- [Stated problem]: Look at each line of the records and count those with "Precision" in them. Please answer with the count alone.

- [Material]:

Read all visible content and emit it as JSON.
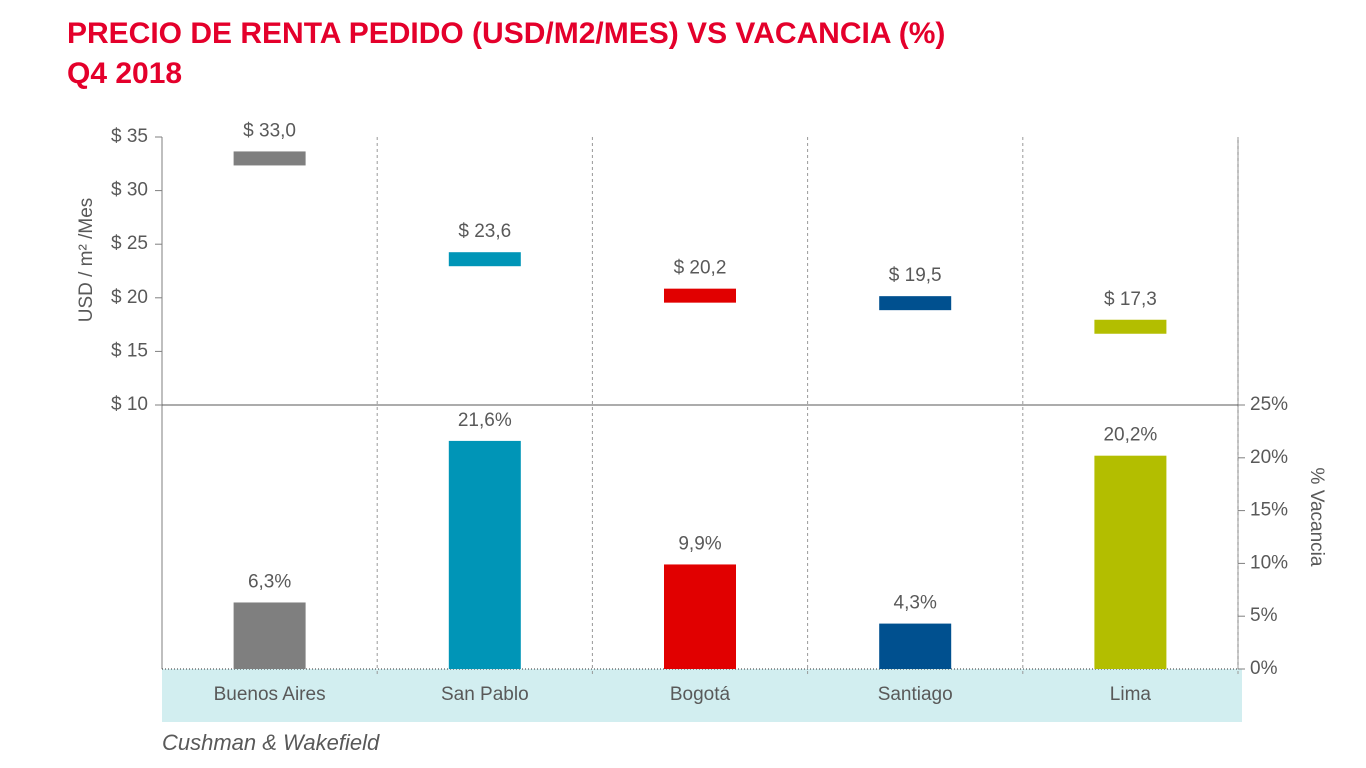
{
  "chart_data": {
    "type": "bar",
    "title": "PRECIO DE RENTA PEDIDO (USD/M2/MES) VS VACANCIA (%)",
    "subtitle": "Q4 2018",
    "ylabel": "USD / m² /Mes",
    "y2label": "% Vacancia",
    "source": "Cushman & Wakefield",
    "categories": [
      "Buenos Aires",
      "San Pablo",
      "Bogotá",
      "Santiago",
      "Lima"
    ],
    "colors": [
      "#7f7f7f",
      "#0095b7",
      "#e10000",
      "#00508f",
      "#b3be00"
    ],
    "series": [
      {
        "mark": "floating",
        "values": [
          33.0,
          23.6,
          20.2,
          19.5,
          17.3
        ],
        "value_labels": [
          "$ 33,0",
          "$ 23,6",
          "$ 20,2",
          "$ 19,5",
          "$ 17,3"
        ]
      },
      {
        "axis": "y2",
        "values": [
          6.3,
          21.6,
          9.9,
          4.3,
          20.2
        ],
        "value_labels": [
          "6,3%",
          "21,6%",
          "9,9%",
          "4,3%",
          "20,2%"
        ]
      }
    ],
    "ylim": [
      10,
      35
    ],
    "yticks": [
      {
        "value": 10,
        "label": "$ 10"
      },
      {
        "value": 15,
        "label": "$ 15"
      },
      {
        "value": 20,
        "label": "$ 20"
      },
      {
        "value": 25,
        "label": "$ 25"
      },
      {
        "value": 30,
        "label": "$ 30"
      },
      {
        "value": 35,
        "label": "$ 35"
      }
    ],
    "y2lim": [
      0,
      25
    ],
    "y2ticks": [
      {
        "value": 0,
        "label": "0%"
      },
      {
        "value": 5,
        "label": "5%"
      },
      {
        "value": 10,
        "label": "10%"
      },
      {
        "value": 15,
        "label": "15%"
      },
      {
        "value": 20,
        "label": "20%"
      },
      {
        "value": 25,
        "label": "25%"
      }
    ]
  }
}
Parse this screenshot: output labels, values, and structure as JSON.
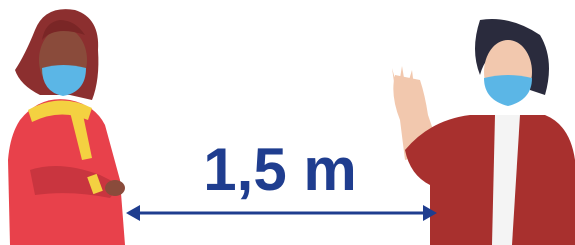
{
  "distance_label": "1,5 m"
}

==

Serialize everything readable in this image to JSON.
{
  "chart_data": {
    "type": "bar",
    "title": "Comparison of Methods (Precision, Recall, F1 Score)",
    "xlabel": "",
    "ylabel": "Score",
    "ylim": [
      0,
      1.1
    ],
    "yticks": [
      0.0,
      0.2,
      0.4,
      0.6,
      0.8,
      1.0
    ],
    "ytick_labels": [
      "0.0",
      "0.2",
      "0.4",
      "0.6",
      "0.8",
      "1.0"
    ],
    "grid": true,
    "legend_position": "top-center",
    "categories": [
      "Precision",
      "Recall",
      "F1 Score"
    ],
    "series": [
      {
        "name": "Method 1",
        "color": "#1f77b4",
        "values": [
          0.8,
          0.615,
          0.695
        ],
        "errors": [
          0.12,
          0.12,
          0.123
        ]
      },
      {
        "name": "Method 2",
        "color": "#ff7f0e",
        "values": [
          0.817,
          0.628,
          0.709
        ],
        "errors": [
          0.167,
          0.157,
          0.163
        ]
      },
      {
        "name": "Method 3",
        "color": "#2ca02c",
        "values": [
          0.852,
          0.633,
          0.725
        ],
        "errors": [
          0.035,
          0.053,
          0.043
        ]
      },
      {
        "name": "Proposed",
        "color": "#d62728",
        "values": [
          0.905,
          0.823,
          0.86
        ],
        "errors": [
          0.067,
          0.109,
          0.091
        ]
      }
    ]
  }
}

- [Task answer]: 2